• Work to complete:
The entries need to be copied exactly.

Stored data entries
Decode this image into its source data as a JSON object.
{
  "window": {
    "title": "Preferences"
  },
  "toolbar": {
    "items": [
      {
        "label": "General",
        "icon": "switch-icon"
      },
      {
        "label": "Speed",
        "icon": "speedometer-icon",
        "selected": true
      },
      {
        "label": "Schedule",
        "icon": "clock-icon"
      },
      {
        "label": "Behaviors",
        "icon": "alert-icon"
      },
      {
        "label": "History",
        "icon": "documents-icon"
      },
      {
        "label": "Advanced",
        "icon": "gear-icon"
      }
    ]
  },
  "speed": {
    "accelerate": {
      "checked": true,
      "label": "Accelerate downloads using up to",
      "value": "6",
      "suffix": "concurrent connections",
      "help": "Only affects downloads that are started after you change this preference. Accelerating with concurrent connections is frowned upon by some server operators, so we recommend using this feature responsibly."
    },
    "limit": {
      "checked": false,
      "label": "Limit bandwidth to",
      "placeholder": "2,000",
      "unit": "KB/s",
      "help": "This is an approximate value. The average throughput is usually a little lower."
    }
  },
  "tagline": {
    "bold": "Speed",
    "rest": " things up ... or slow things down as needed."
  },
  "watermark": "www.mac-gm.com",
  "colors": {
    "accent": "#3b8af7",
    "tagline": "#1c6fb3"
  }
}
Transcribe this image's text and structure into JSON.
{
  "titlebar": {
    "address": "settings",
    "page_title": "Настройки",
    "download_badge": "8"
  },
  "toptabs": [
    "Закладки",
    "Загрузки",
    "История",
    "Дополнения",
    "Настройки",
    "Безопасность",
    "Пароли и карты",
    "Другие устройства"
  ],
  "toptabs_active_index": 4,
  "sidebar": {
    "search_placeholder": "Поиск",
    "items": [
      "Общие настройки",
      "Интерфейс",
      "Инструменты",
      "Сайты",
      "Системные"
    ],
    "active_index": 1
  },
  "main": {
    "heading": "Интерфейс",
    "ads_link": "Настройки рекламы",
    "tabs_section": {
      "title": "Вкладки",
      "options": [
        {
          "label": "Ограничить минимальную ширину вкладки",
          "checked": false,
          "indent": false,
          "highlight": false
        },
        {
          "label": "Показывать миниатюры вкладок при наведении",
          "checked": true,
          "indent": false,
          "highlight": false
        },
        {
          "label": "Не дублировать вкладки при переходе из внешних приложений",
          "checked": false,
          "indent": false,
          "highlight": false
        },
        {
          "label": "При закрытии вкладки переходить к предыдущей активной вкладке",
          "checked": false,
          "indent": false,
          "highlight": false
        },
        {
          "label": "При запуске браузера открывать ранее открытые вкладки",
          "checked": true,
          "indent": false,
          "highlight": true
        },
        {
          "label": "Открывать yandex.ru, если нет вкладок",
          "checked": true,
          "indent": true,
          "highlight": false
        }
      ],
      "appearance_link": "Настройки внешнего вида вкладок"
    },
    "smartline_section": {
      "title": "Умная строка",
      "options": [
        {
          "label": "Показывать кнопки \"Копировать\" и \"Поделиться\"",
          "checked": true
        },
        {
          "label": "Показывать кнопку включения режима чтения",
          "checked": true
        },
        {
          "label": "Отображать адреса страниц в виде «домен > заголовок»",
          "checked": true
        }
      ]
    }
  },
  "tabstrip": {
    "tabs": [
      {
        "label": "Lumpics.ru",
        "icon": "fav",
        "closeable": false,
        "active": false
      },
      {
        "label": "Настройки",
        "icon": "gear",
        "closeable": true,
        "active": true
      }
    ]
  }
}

• Final answer:
Decode this image into its source data as a JSON object.
{
  "window": {
    "title": "Preferences"
  },
  "toolbar": {
    "items": [
      {
        "label": "General",
        "icon": "switch-icon"
      },
      {
        "label": "Speed",
        "icon": "speedometer-icon",
        "selected": true
      },
      {
        "label": "Schedule",
        "icon": "clock-icon"
      },
      {
        "label": "Behaviors",
        "icon": "alert-icon"
      },
      {
        "label": "History",
        "icon": "documents-icon"
      },
      {
        "label": "Advanced",
        "icon": "gear-icon"
      }
    ]
  },
  "speed": {
    "accelerate": {
      "checked": true,
      "label": "Accelerate downloads using up to",
      "value": "6",
      "suffix": "concurrent connections",
      "help": "Only affects downloads that are started after you change this preference. Accelerating with concurrent connections is frowned upon by some server operators, so we recommend using this feature responsibly."
    },
    "limit": {
      "checked": false,
      "label": "Limit bandwidth to",
      "placeholder": "2,000",
      "unit": "KB/s",
      "help": "This is an approximate value. The average throughput is usually a little lower."
    }
  },
  "tagline": {
    "bold": "Speed",
    "rest": " things up ... or slow things down as needed."
  },
  "watermark": "www.mac-gm.com",
  "colors": {
    "accent": "#3b8af7",
    "tagline": "#1c6fb3"
  }
}
Transcribe this image's text and structure into JSON.
{
  "titlebar": {
    "address": "settings",
    "page_title": "Настройки",
    "download_badge": "8"
  },
  "toptabs": [
    "Закладки",
    "Загрузки",
    "История",
    "Дополнения",
    "Настройки",
    "Безопасность",
    "Пароли и карты",
    "Другие устройства"
  ],
  "toptabs_active_index": 4,
  "sidebar": {
    "search_placeholder": "Поиск",
    "items": [
      "Общие настройки",
      "Интерфейс",
      "Инструменты",
      "Сайты",
      "Системные"
    ],
    "active_index": 1
  },
  "main": {
    "heading": "Интерфейс",
    "ads_link": "Настройки рекламы",
    "tabs_section": {
      "title": "Вкладки",
      "options": [
        {
          "label": "Ограничить минимальную ширину вкладки",
          "checked": false,
          "indent": false,
          "highlight": false
        },
        {
          "label": "Показывать миниатюры вкладок при наведении",
          "checked": true,
          "indent": false,
          "highlight": false
        },
        {
          "label": "Не дублировать вкладки при переходе из внешних приложений",
          "checked": false,
          "indent": false,
          "highlight": false
        },
        {
          "label": "При закрытии вкладки переходить к предыдущей активной вкладке",
          "checked": false,
          "indent": false,
          "highlight": false
        },
        {
          "label": "При запуске браузера открывать ранее открытые вкладки",
          "checked": true,
          "indent": false,
          "highlight": true
        },
        {
          "label": "Открывать yandex.ru, если нет вкладок",
          "checked": true,
          "indent": true,
          "highlight": false
        }
      ],
      "appearance_link": "Настройки внешнего вида вкладок"
    },
    "smartline_section": {
      "title": "Умная строка",
      "options": [
        {
          "label": "Показывать кнопки \"Копировать\" и \"Поделиться\"",
          "checked": true
        },
        {
          "label": "Показывать кнопку включения режима чтения",
          "checked": true
        },
        {
          "label": "Отображать адреса страниц в виде «домен > заголовок»",
          "checked": true
        }
      ]
    }
  },
  "tabstrip": {
    "tabs": [
      {
        "label": "Lumpics.ru",
        "icon": "fav",
        "closeable": false,
        "active": false
      },
      {
        "label": "Настройки",
        "icon": "gear",
        "closeable": true,
        "active": true
      }
    ]
  }
}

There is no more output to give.